--- Begin Provided entries ---

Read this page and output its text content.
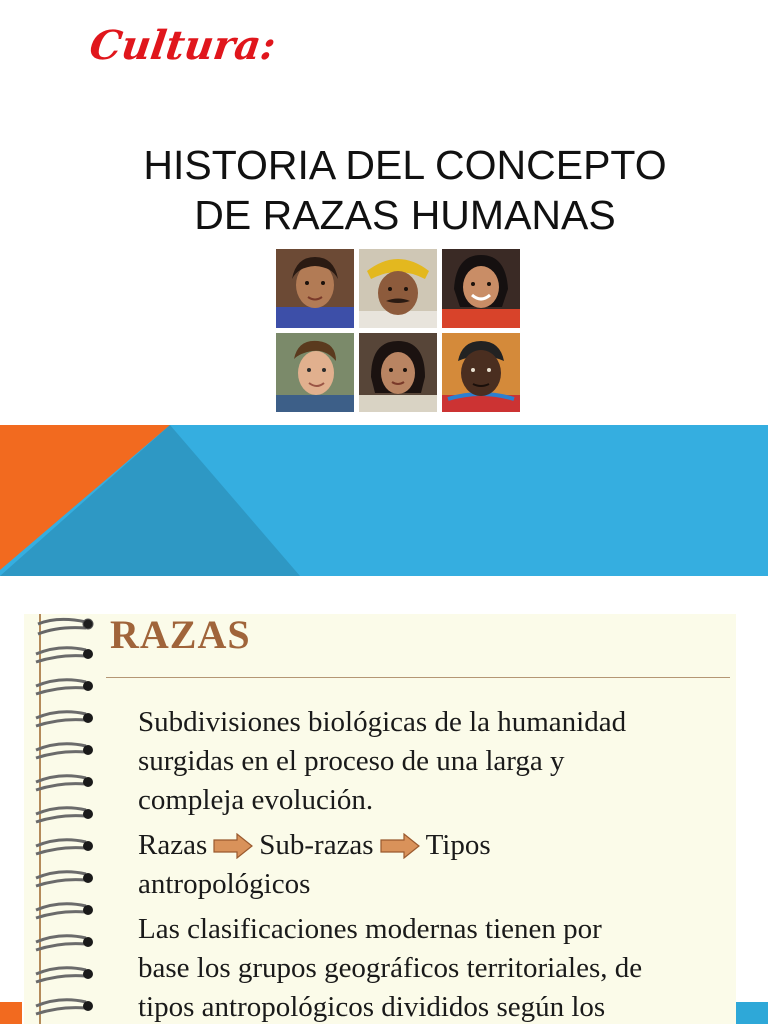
Cultura:
HISTORIA DEL CONCEPTO
DE RAZAS HUMANAS
RAZAS
Subdivisiones biológicas de la humanidad
surgidas en el proceso de una larga y
compleja evolución.
Razas Sub-razas Tipos
antropológicos
Las clasificaciones modernas tienen por
base los grupos geográficos territoriales, de
tipos antropológicos divididos según los
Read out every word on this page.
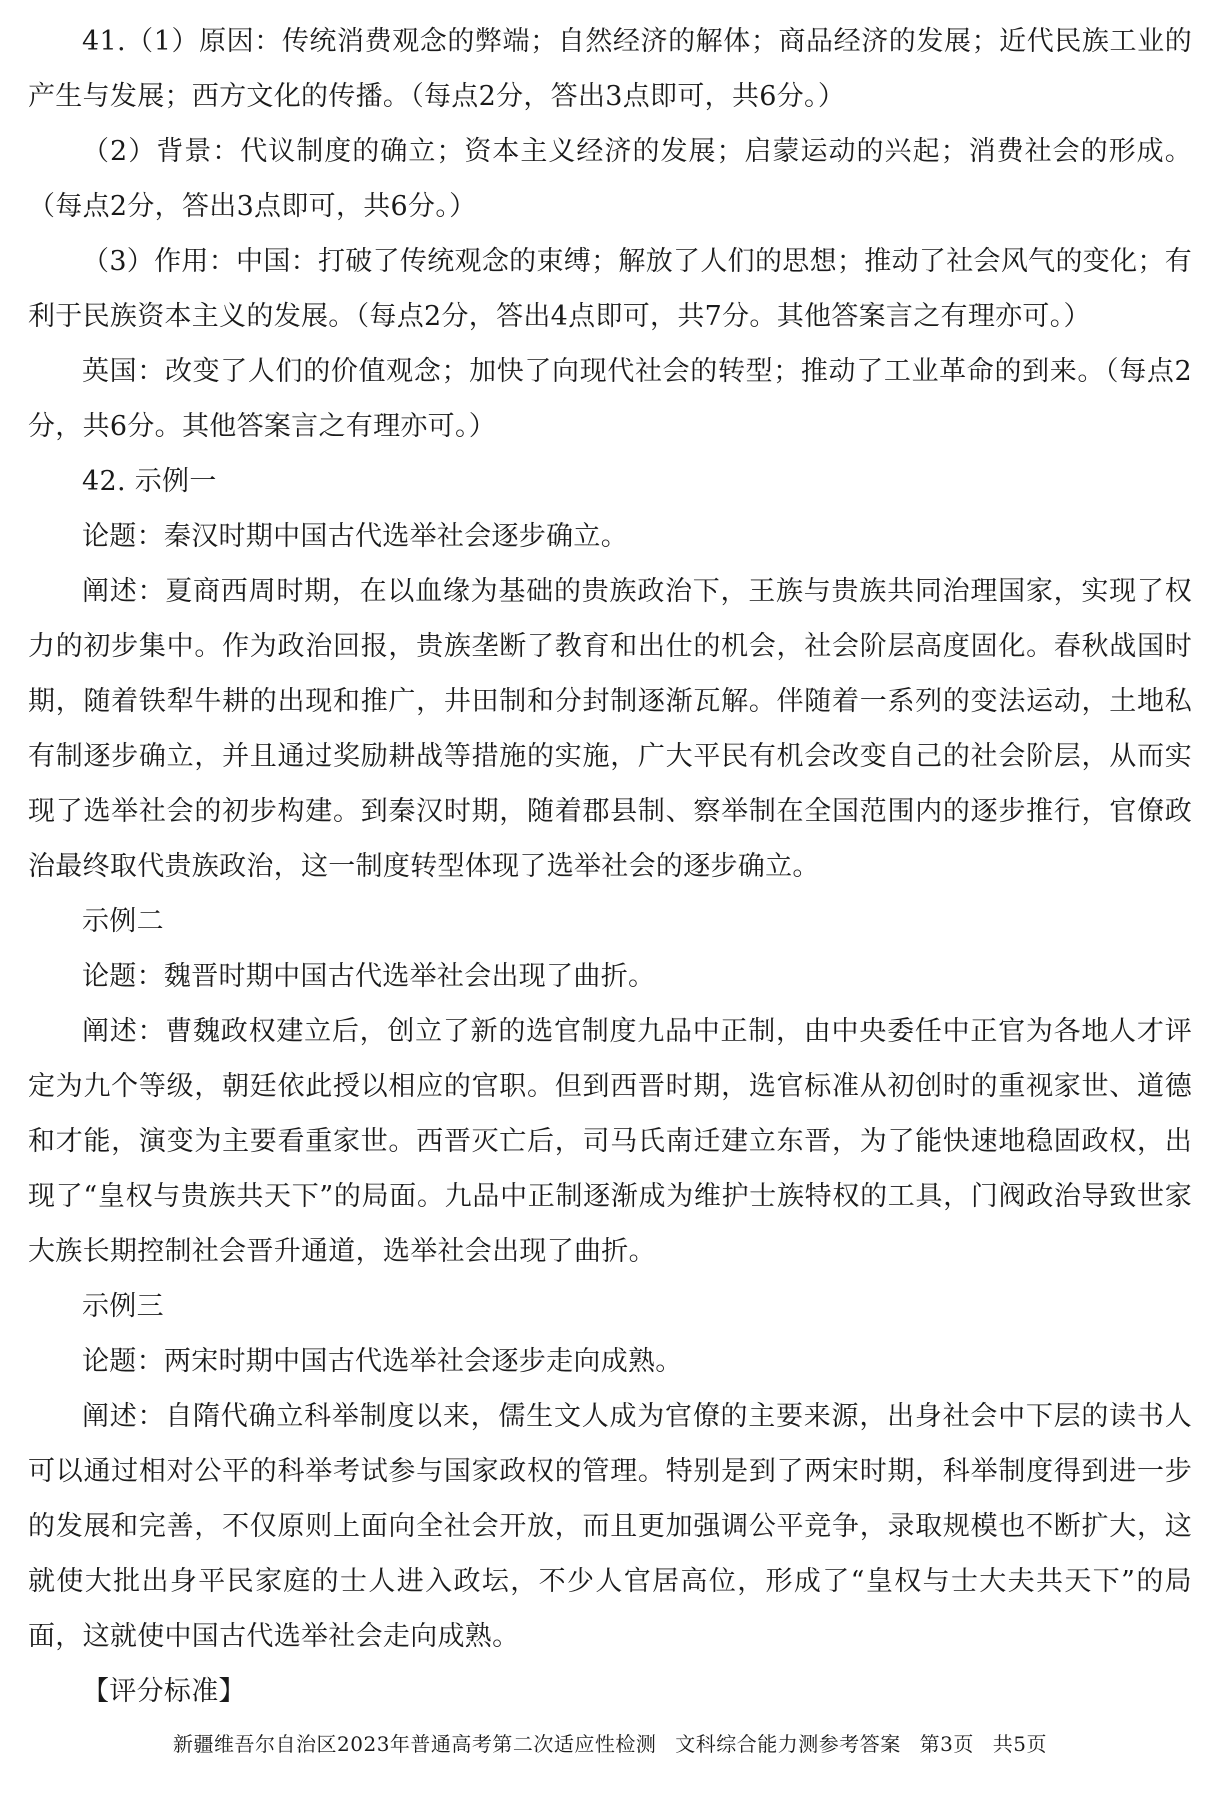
41.（1）原因：传统消费观念的弊端；自然经济的解体；商品经济的发展；近代民族工业的产生与发展；西方文化的传播。（每点2分，答出3点即可，共6分。）

（2）背景：代议制度的确立；资本主义经济的发展；启蒙运动的兴起；消费社会的形成。（每点2分，答出3点即可，共6分。）

（3）作用：中国：打破了传统观念的束缚；解放了人们的思想；推动了社会风气的变化；有利于民族资本主义的发展。（每点2分，答出4点即可，共7分。其他答案言之有理亦可。）

英国：改变了人们的价值观念；加快了向现代社会的转型；推动了工业革命的到来。（每点2分，共6分。其他答案言之有理亦可。）

42. 示例一

论题：秦汉时期中国古代选举社会逐步确立。

阐述：夏商西周时期，在以血缘为基础的贵族政治下，王族与贵族共同治理国家，实现了权力的初步集中。作为政治回报，贵族垄断了教育和出仕的机会，社会阶层高度固化。春秋战国时期，随着铁犁牛耕的出现和推广，井田制和分封制逐渐瓦解。伴随着一系列的变法运动，土地私有制逐步确立，并且通过奖励耕战等措施的实施，广大平民有机会改变自己的社会阶层，从而实现了选举社会的初步构建。到秦汉时期，随着郡县制、察举制在全国范围内的逐步推行，官僚政治最终取代贵族政治，这一制度转型体现了选举社会的逐步确立。

示例二

论题：魏晋时期中国古代选举社会出现了曲折。

阐述：曹魏政权建立后，创立了新的选官制度九品中正制，由中央委任中正官为各地人才评定为九个等级，朝廷依此授以相应的官职。但到西晋时期，选官标准从初创时的重视家世、道德和才能，演变为主要看重家世。西晋灭亡后，司马氏南迁建立东晋，为了能快速地稳固政权，出现了“皇权与贵族共天下”的局面。九品中正制逐渐成为维护士族特权的工具，门阀政治导致世家大族长期控制社会晋升通道，选举社会出现了曲折。

示例三

论题：两宋时期中国古代选举社会逐步走向成熟。

阐述：自隋代确立科举制度以来，儒生文人成为官僚的主要来源，出身社会中下层的读书人可以通过相对公平的科举考试参与国家政权的管理。特别是到了两宋时期，科举制度得到进一步的发展和完善，不仅原则上面向全社会开放，而且更加强调公平竞争，录取规模也不断扩大，这就使大批出身平民家庭的士人进入政坛，不少人官居高位，形成了“皇权与士大夫共天下”的局面，这就使中国古代选举社会走向成熟。

【评分标准】

新疆维吾尔自治区2023年普通高考第二次适应性检测 文科综合能力测参考答案 第3页 共5页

--- End Provided entries ---

**Given exercise:** Using the data above, write out every line exactly, leaving the images behind.

**The output:**
Read this page and output its text content.
Cultura:
HISTORIA DEL CONCEPTO
DE RAZAS HUMANAS
RAZAS
Subdivisiones biológicas de la humanidad
surgidas en el proceso de una larga y
compleja evolución.
Razas Sub-razas Tipos
antropológicos
Las clasificaciones modernas tienen por
base los grupos geográficos territoriales, de
tipos antropológicos divididos según los
Read out every word on this page.
41.（1）原因：传统消费观念的弊端；自然经济的解体；商品经济的发展；近代民族工业的产生与发展；西方文化的传播。（每点2分，答出3点即可，共6分。）

（2）背景：代议制度的确立；资本主义经济的发展；启蒙运动的兴起；消费社会的形成。（每点2分，答出3点即可，共6分。）

（3）作用：中国：打破了传统观念的束缚；解放了人们的思想；推动了社会风气的变化；有利于民族资本主义的发展。（每点2分，答出4点即可，共7分。其他答案言之有理亦可。）

英国：改变了人们的价值观念；加快了向现代社会的转型；推动了工业革命的到来。（每点2分，共6分。其他答案言之有理亦可。）

42. 示例一

论题：秦汉时期中国古代选举社会逐步确立。

阐述：夏商西周时期，在以血缘为基础的贵族政治下，王族与贵族共同治理国家，实现了权力的初步集中。作为政治回报，贵族垄断了教育和出仕的机会，社会阶层高度固化。春秋战国时期，随着铁犁牛耕的出现和推广，井田制和分封制逐渐瓦解。伴随着一系列的变法运动，土地私有制逐步确立，并且通过奖励耕战等措施的实施，广大平民有机会改变自己的社会阶层，从而实现了选举社会的初步构建。到秦汉时期，随着郡县制、察举制在全国范围内的逐步推行，官僚政治最终取代贵族政治，这一制度转型体现了选举社会的逐步确立。

示例二

论题：魏晋时期中国古代选举社会出现了曲折。

阐述：曹魏政权建立后，创立了新的选官制度九品中正制，由中央委任中正官为各地人才评定为九个等级，朝廷依此授以相应的官职。但到西晋时期，选官标准从初创时的重视家世、道德和才能，演变为主要看重家世。西晋灭亡后，司马氏南迁建立东晋，为了能快速地稳固政权，出现了“皇权与贵族共天下”的局面。九品中正制逐渐成为维护士族特权的工具，门阀政治导致世家大族长期控制社会晋升通道，选举社会出现了曲折。

示例三

论题：两宋时期中国古代选举社会逐步走向成熟。

阐述：自隋代确立科举制度以来，儒生文人成为官僚的主要来源，出身社会中下层的读书人可以通过相对公平的科举考试参与国家政权的管理。特别是到了两宋时期，科举制度得到进一步的发展和完善，不仅原则上面向全社会开放，而且更加强调公平竞争，录取规模也不断扩大，这就使大批出身平民家庭的士人进入政坛，不少人官居高位，形成了“皇权与士大夫共天下”的局面，这就使中国古代选举社会走向成熟。

【评分标准】

新疆维吾尔自治区2023年普通高考第二次适应性检测 文科综合能力测参考答案 第3页 共5页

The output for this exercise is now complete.